Work to complete | Take every line from the material that has the word "TEACHING" in it.

START Dataset records

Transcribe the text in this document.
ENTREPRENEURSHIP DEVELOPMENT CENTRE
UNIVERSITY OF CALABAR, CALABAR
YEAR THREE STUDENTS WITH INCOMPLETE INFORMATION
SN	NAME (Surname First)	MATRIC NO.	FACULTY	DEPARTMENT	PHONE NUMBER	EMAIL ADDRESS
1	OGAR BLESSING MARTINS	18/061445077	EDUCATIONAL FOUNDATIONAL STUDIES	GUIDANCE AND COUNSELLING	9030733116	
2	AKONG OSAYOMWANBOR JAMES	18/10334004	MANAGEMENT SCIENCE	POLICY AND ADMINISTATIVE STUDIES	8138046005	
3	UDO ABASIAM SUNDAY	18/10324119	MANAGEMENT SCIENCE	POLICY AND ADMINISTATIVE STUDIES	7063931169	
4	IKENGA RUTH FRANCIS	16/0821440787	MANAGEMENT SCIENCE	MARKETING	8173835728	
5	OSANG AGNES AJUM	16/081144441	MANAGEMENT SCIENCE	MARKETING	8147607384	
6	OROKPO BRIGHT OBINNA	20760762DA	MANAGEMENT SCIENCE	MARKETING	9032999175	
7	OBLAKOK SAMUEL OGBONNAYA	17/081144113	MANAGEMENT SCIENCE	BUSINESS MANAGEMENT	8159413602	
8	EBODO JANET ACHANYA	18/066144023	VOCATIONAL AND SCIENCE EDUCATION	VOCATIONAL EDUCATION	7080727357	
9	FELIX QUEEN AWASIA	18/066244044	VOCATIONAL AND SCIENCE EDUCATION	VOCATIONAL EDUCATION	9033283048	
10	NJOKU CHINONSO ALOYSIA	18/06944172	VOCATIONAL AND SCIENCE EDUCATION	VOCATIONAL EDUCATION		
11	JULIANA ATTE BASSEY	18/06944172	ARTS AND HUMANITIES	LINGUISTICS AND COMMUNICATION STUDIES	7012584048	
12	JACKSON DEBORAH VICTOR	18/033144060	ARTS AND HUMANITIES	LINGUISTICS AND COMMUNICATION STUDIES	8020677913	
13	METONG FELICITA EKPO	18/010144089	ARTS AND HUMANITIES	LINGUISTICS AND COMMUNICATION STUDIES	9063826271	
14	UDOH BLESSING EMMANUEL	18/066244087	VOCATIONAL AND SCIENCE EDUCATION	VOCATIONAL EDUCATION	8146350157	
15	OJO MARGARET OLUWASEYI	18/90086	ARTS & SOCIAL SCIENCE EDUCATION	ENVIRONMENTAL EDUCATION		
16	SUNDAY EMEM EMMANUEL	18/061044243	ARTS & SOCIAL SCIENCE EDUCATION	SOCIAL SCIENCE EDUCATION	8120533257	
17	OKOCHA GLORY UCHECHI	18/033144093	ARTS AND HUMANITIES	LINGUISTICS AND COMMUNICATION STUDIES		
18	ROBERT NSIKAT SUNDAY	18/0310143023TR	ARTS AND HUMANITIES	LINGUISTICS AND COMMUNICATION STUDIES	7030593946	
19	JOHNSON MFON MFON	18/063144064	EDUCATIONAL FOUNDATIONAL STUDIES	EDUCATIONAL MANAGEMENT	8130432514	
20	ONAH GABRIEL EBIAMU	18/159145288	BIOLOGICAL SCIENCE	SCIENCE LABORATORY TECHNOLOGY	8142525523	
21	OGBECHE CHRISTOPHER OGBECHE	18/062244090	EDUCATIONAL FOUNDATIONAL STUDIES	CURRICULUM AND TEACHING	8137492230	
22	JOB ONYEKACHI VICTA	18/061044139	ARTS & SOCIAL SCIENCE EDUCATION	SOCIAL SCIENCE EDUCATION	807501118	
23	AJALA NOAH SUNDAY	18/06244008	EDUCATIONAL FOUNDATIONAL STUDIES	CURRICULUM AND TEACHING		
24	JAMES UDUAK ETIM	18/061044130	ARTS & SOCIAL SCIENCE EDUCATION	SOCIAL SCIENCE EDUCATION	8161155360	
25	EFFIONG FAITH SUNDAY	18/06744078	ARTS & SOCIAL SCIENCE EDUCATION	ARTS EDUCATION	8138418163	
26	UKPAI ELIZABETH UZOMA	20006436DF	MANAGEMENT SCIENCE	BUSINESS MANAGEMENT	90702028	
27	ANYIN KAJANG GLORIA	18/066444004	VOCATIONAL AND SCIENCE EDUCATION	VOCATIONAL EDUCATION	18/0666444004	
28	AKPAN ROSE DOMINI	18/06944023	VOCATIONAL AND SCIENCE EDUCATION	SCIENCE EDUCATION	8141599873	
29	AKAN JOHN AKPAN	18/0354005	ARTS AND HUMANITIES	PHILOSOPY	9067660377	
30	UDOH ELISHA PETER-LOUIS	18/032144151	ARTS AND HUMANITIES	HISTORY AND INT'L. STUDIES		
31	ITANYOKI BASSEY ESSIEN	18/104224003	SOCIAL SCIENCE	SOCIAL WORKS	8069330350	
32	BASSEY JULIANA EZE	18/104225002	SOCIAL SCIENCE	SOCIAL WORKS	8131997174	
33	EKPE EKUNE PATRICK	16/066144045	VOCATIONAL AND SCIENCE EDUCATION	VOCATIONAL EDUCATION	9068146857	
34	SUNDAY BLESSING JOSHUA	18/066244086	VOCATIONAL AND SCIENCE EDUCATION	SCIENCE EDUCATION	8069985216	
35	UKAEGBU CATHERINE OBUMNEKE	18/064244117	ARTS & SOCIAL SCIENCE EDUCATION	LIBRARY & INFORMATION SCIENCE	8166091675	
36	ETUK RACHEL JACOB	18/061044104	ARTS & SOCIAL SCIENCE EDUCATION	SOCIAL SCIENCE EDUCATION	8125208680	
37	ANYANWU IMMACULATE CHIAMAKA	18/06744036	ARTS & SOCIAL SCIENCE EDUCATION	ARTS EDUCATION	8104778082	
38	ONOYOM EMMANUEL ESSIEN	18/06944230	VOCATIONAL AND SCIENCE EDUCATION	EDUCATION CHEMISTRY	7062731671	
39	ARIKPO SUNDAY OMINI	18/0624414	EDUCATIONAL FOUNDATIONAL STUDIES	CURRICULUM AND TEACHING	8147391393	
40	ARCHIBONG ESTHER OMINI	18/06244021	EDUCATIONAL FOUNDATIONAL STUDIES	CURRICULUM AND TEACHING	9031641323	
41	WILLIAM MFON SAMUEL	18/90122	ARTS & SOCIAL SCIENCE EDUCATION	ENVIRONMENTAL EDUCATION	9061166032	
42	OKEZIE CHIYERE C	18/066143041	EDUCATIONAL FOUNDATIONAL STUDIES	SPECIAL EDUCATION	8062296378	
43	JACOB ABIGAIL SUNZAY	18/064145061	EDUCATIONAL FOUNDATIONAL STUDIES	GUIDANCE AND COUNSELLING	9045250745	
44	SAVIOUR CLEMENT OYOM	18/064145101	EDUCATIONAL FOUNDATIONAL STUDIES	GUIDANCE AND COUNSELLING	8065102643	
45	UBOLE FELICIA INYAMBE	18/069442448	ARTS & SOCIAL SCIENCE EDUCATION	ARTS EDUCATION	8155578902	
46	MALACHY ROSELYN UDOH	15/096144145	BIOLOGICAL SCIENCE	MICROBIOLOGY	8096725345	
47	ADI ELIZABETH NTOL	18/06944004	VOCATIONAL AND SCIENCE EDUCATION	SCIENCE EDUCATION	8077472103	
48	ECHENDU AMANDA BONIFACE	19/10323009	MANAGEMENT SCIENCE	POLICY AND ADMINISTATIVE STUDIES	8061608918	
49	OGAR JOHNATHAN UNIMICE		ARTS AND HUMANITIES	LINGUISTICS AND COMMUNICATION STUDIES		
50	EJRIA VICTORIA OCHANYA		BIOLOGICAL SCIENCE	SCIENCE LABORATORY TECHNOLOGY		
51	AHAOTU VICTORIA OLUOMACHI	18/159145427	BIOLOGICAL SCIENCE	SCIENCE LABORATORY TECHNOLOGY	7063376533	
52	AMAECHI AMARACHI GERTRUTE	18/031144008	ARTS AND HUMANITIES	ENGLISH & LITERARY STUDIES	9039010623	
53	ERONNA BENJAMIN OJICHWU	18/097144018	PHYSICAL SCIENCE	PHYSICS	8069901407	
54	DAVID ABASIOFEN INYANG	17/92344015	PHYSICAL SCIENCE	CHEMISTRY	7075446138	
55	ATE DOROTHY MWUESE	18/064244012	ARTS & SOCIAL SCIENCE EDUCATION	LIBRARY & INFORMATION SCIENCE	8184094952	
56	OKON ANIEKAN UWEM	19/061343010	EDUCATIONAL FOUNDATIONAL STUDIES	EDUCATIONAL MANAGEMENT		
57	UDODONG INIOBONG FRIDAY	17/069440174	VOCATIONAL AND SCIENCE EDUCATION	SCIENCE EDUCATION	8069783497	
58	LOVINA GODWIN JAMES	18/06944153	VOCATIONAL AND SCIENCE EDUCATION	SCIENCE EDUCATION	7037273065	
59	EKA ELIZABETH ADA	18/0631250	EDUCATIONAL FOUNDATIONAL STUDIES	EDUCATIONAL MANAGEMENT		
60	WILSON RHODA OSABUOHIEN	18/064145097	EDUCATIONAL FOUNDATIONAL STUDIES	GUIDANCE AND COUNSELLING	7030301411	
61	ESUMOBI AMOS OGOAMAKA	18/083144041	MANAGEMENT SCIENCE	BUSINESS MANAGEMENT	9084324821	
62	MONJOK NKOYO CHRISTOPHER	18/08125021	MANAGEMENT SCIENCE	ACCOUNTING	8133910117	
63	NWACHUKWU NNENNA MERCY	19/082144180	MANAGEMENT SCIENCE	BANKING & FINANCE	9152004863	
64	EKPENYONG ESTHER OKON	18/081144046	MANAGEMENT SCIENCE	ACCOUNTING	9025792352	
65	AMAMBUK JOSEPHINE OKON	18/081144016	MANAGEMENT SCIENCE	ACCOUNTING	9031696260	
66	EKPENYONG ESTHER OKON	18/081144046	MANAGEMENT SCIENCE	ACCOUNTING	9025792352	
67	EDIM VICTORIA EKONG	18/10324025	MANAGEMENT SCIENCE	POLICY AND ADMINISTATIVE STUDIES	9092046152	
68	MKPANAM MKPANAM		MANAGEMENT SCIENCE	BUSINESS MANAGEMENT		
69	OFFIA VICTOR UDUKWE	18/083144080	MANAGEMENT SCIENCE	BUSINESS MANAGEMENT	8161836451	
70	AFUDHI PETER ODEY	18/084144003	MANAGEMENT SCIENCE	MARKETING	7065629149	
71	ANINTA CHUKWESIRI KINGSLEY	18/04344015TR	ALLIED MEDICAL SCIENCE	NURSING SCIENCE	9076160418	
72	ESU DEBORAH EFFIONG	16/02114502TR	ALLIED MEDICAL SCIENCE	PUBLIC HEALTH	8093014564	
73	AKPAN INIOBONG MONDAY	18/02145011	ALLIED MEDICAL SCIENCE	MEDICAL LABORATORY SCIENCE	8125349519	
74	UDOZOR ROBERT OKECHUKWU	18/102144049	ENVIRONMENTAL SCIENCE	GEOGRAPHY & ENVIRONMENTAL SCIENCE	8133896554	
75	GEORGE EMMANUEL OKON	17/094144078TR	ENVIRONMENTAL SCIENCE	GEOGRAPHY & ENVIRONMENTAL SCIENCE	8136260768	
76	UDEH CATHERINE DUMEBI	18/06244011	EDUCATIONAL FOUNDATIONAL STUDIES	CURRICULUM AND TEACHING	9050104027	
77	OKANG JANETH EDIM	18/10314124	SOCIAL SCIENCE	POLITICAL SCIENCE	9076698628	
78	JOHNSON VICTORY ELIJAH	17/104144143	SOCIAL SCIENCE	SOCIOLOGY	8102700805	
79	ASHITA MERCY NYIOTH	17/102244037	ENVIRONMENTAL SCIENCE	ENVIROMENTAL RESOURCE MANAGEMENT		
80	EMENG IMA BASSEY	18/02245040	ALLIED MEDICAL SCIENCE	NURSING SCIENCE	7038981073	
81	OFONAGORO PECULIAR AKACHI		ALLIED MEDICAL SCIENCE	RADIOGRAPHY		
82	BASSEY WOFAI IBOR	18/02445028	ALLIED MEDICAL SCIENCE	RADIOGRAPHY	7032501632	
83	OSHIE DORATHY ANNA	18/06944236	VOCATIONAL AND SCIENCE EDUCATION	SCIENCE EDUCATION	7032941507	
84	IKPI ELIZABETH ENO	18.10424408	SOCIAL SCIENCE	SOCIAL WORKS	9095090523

END Dataset records

Exercise answer |
21	OGBECHE CHRISTOPHER OGBECHE	18/062244090	EDUCATIONAL FOUNDATIONAL STUDIES	CURRICULUM AND TEACHING	8137492230	
23	AJALA NOAH SUNDAY	18/06244008	EDUCATIONAL FOUNDATIONAL STUDIES	CURRICULUM AND TEACHING		
39	ARIKPO SUNDAY OMINI	18/0624414	EDUCATIONAL FOUNDATIONAL STUDIES	CURRICULUM AND TEACHING	8147391393	
40	ARCHIBONG ESTHER OMINI	18/06244021	EDUCATIONAL FOUNDATIONAL STUDIES	CURRICULUM AND TEACHING	9031641323	
76	UDEH CATHERINE DUMEBI	18/06244011	EDUCATIONAL FOUNDATIONAL STUDIES	CURRICULUM AND TEACHING	9050104027	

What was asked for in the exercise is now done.